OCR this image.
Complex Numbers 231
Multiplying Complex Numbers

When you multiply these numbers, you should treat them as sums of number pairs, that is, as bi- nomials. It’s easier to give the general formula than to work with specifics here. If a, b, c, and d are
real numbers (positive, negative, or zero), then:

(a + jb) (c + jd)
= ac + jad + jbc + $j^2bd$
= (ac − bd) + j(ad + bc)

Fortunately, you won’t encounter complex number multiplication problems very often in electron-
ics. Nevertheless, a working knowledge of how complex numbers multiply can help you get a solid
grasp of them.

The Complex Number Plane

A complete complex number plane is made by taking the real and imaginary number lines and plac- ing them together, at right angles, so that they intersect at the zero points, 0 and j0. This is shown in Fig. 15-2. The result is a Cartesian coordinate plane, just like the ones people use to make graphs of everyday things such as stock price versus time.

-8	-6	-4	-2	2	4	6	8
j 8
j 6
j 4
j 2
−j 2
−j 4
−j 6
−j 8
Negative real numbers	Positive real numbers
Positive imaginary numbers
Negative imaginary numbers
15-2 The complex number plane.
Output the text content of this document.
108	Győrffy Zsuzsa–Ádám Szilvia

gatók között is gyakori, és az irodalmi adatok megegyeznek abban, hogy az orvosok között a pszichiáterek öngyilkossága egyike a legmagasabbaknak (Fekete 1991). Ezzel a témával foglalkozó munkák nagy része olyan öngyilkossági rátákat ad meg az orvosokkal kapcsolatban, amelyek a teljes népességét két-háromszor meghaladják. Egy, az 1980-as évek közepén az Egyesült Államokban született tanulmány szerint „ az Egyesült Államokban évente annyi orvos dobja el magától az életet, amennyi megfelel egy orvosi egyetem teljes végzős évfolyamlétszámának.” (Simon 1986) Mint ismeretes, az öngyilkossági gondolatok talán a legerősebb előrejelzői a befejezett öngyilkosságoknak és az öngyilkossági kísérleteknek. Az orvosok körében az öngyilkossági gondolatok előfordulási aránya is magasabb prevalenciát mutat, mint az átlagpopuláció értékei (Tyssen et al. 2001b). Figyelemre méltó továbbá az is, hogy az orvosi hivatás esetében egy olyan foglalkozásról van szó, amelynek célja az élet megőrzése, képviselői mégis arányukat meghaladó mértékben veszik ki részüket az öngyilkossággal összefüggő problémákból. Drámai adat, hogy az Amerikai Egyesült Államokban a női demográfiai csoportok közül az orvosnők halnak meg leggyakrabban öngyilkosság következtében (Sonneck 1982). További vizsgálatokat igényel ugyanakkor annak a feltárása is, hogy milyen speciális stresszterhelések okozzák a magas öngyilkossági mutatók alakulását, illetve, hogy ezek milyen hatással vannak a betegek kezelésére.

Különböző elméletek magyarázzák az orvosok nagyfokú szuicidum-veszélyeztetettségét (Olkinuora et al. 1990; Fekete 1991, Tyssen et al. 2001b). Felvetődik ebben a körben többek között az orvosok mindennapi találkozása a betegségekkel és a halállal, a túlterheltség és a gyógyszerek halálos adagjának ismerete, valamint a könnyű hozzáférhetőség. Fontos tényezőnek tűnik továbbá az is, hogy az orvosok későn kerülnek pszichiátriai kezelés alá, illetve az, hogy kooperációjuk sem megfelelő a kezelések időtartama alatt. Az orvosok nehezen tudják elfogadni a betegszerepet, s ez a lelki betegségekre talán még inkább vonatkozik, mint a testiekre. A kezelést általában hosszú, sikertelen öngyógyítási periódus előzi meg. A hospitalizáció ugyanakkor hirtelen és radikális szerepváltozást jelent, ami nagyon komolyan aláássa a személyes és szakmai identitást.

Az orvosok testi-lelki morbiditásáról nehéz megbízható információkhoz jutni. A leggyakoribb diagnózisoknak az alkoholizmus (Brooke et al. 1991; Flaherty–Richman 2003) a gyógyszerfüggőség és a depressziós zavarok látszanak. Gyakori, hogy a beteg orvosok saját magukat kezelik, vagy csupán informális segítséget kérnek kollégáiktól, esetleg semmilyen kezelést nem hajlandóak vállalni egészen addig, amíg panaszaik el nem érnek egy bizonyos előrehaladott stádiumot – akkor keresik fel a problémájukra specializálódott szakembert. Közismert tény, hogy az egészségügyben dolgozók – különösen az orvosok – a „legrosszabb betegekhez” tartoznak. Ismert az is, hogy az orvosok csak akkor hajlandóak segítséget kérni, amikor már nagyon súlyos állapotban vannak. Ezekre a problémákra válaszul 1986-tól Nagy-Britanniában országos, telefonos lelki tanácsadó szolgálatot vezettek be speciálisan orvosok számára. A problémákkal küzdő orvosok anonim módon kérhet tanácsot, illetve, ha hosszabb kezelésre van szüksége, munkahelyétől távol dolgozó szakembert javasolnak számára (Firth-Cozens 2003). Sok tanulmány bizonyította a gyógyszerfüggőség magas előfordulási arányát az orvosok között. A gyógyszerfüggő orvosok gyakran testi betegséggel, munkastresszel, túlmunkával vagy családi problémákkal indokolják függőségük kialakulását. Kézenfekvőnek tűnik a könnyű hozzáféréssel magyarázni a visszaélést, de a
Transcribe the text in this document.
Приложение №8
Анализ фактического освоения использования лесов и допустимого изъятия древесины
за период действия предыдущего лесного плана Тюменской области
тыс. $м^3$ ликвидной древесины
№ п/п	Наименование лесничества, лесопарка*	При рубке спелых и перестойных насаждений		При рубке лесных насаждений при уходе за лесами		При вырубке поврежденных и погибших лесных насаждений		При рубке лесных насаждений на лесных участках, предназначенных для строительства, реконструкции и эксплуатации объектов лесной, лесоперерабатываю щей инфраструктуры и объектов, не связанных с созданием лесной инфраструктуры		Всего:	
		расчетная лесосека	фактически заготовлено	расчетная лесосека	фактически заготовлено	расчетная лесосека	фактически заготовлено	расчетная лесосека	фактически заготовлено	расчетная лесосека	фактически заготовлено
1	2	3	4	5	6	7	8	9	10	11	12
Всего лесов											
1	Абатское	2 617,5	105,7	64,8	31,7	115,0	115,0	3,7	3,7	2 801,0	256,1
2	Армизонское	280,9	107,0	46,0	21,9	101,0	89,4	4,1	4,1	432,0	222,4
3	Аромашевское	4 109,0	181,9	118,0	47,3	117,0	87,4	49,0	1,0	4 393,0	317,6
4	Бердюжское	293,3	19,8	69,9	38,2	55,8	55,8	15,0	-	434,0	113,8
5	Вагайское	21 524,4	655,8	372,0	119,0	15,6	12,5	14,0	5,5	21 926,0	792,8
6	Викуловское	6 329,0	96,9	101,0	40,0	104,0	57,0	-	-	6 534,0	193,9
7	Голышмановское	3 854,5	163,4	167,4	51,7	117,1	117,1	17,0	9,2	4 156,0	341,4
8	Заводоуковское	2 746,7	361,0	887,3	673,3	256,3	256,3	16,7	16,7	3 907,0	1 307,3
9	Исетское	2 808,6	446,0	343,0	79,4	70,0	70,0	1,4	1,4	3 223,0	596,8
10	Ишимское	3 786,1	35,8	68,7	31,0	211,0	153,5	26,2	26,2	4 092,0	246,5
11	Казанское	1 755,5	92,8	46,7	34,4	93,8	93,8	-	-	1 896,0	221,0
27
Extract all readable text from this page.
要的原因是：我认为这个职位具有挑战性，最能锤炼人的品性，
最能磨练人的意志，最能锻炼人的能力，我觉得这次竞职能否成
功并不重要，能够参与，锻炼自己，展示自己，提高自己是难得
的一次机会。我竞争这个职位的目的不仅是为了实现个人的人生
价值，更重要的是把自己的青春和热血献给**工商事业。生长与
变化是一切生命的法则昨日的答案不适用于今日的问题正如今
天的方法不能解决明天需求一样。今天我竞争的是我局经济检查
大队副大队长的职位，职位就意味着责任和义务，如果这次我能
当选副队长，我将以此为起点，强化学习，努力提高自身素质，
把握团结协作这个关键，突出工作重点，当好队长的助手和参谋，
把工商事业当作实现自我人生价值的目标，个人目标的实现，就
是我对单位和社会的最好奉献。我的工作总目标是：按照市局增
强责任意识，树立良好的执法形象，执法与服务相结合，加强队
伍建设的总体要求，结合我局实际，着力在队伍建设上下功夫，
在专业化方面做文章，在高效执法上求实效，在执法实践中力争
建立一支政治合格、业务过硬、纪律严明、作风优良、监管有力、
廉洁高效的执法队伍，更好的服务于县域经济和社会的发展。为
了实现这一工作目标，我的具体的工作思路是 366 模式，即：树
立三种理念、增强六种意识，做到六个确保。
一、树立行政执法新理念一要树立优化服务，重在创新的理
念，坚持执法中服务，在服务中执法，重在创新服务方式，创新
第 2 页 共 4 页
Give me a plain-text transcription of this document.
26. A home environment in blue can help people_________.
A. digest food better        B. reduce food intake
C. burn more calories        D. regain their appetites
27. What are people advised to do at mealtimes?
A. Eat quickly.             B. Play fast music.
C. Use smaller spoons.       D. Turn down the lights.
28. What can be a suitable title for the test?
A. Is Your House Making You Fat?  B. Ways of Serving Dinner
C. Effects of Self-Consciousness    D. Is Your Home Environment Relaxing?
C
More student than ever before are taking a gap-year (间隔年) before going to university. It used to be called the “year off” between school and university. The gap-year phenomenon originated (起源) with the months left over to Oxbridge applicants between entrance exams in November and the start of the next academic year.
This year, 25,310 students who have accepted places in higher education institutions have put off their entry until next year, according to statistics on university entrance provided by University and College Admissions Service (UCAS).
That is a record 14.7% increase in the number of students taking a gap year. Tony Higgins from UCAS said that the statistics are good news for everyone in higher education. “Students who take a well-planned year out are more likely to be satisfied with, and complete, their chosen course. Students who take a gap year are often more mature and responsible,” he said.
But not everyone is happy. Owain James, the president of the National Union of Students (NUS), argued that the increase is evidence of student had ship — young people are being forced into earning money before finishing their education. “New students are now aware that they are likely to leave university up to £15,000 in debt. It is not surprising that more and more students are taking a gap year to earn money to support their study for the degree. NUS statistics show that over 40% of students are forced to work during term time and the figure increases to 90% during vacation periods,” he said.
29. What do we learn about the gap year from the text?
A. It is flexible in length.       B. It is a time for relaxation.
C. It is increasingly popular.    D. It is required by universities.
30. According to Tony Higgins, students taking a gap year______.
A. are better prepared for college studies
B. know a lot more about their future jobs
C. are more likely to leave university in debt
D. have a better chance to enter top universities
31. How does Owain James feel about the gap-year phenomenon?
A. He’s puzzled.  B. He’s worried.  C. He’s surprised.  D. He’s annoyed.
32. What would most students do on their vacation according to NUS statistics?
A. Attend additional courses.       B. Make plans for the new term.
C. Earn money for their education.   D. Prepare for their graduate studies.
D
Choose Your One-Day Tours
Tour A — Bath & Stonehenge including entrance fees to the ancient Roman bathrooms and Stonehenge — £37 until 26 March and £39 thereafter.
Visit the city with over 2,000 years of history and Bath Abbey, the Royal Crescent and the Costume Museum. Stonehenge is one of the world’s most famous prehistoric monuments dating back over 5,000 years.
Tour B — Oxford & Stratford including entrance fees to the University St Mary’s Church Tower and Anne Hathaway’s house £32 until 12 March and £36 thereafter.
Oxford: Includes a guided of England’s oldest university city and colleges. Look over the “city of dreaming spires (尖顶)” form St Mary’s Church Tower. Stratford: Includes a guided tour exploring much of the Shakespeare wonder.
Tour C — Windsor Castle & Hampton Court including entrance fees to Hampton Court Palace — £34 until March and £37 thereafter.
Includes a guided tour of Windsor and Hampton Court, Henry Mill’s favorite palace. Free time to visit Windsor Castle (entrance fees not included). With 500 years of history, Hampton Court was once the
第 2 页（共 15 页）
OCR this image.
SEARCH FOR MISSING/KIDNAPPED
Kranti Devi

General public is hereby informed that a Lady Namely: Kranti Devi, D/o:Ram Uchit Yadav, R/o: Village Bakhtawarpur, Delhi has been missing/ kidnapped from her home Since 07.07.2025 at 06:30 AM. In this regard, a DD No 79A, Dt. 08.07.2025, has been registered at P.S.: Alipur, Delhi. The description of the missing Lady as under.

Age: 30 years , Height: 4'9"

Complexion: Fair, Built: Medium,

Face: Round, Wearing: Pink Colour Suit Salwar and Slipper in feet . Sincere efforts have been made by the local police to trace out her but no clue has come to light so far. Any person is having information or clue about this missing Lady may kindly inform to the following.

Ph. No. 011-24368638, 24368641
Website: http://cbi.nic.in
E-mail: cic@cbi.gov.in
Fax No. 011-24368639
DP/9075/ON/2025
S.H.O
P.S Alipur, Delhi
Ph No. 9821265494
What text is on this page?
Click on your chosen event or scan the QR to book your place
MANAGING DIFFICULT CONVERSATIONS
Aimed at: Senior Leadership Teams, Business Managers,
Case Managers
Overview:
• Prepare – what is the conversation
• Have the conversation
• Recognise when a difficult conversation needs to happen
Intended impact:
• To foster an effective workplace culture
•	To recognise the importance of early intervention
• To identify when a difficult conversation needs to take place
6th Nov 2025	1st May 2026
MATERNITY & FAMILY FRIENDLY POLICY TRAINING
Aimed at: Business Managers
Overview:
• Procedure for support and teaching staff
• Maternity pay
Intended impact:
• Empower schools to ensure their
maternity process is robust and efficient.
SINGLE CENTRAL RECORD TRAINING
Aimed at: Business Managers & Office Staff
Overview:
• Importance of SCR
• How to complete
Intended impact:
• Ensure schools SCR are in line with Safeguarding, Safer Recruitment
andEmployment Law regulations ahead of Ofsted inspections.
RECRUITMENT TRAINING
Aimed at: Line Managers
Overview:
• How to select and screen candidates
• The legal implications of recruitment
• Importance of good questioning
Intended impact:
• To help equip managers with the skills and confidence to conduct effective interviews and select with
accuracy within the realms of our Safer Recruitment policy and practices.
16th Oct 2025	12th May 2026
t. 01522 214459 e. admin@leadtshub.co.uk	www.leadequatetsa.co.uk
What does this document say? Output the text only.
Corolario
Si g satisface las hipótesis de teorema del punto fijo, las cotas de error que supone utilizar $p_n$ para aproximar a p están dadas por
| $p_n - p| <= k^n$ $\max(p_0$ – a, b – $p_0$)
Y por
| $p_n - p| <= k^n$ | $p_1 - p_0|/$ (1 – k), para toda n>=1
◆ ◆ ◆ ◆
Extract every line from the one containing "What does this" through the last line of the data, inclusive, exactly as written.

What does this document say? Output the text only.
Corolario
Si g satisface las hipótesis de teorema del punto fijo, las cotas de error que supone utilizar $p_n$ para aproximar a p están dadas por
| $p_n - p| <= k^n$ $\max(p_0$ – a, b – $p_0$)
Y por
| $p_n - p| <= k^n$ | $p_1 - p_0|/$ (1 – k), para toda n>=1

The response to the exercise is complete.